>> START INFORMATION GIVEN

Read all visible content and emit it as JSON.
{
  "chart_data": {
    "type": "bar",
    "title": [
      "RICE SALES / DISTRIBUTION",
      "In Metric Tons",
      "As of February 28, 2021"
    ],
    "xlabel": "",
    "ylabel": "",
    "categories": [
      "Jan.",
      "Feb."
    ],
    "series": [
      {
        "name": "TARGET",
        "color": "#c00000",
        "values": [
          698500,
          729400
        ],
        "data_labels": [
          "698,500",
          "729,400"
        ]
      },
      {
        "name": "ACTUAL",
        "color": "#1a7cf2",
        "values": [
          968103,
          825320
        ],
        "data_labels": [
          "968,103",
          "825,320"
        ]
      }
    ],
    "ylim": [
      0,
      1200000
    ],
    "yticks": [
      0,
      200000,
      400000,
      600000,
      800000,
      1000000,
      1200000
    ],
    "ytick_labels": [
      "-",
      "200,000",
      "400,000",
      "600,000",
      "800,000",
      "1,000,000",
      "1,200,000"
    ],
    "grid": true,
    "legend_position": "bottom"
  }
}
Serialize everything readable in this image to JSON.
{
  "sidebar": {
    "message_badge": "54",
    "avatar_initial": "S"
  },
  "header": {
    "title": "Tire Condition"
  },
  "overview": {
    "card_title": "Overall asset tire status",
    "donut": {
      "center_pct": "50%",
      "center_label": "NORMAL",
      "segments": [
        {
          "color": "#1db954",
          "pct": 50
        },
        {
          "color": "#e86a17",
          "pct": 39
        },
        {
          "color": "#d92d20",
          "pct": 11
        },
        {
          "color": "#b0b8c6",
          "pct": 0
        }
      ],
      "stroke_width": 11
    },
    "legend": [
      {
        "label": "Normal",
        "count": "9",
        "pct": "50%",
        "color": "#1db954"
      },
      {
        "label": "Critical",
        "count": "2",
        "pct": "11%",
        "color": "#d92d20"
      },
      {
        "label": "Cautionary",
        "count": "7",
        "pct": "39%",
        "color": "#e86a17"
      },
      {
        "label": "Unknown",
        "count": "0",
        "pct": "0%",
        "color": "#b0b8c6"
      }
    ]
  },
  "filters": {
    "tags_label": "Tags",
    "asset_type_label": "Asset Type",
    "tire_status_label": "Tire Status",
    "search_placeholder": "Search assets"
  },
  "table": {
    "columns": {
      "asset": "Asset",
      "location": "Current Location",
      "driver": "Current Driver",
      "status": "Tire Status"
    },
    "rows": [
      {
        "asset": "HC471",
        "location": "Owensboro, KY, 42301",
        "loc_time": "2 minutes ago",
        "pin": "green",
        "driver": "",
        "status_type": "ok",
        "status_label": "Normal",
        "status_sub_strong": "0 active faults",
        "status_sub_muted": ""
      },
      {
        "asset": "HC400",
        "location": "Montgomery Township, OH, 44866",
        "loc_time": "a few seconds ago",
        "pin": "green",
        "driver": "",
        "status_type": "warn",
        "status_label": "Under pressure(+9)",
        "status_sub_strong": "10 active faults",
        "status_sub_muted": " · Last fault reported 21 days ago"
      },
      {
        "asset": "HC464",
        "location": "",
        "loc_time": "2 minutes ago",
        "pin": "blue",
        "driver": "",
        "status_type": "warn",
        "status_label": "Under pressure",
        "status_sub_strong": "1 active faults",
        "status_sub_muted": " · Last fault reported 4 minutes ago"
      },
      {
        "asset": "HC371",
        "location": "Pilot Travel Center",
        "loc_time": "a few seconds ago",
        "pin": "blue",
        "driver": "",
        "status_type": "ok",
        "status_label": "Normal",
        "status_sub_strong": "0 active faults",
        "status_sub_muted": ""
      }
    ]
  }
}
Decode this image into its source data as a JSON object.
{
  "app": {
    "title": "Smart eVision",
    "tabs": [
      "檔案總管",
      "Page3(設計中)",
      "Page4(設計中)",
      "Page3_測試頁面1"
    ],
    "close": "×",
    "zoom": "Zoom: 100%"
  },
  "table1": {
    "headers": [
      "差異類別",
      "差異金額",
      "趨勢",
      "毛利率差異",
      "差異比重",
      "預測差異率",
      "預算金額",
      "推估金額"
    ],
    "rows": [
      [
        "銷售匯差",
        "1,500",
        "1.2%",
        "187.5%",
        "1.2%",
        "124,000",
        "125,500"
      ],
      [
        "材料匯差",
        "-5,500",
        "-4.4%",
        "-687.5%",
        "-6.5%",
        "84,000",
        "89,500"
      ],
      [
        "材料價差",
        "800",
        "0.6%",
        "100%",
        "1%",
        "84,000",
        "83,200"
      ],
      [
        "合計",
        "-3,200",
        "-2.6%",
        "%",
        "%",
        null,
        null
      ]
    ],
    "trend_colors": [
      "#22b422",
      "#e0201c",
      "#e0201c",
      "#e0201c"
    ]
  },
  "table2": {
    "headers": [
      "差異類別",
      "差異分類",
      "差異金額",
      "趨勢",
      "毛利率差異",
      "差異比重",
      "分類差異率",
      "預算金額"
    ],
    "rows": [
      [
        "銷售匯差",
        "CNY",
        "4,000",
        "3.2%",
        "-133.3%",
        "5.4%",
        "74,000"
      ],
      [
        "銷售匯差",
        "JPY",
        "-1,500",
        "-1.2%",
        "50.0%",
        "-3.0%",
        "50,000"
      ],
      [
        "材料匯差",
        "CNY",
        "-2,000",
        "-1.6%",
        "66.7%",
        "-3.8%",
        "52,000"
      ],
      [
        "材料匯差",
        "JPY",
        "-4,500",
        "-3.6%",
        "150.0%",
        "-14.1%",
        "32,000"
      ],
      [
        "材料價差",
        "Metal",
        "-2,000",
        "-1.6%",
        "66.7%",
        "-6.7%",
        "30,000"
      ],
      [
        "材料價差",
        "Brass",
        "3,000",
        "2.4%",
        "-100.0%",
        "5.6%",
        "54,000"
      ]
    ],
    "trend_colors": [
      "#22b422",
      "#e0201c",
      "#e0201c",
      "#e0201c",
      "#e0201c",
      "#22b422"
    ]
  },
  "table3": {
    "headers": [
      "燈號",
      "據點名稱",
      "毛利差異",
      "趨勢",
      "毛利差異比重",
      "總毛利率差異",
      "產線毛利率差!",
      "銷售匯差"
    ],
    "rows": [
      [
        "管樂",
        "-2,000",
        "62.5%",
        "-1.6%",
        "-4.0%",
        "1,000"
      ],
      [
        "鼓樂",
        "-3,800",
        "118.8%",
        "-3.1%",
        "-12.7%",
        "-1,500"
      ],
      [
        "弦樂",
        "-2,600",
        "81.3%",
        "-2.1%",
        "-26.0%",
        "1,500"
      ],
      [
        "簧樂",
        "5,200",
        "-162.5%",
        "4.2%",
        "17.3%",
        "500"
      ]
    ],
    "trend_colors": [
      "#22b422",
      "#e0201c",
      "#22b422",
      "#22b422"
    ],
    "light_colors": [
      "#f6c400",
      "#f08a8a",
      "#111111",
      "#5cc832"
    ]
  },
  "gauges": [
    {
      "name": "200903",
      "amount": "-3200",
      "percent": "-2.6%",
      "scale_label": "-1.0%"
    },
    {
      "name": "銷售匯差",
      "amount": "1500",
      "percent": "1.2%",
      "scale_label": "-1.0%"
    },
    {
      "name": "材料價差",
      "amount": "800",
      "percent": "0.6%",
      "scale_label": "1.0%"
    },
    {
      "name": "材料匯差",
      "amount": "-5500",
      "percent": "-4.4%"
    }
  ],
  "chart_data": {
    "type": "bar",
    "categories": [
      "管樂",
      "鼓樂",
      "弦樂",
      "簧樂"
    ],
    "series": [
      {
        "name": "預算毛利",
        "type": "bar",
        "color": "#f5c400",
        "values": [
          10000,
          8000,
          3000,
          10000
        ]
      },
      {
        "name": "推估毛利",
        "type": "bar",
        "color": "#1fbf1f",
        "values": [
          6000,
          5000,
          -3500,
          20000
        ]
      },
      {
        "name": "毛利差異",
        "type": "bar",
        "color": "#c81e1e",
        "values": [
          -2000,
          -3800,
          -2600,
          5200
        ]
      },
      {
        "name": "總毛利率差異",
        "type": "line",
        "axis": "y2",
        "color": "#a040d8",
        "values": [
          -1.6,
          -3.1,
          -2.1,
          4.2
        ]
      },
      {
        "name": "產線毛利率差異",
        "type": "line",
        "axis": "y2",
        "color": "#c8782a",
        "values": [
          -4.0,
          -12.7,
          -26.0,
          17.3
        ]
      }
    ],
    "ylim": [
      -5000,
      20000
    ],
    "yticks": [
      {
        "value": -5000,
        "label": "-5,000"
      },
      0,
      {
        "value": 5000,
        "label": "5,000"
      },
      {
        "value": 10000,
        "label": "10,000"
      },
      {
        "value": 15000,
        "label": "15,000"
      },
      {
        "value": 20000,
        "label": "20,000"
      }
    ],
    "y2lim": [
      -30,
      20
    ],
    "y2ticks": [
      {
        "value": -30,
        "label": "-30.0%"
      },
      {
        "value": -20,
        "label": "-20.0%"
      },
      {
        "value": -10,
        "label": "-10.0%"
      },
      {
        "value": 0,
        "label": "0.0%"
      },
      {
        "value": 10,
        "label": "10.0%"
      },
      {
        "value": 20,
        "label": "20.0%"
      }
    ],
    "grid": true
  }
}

>> END INFORMATION GIVEN

» WRITTEN EXERCISE
Collect each line holding the string "active".

» ANSWER TO THIS TASK
        "status_sub_strong": "0 active faults",
        "status_sub_strong": "10 active faults",
        "status_sub_strong": "1 active faults",
        "status_sub_strong": "0 active faults",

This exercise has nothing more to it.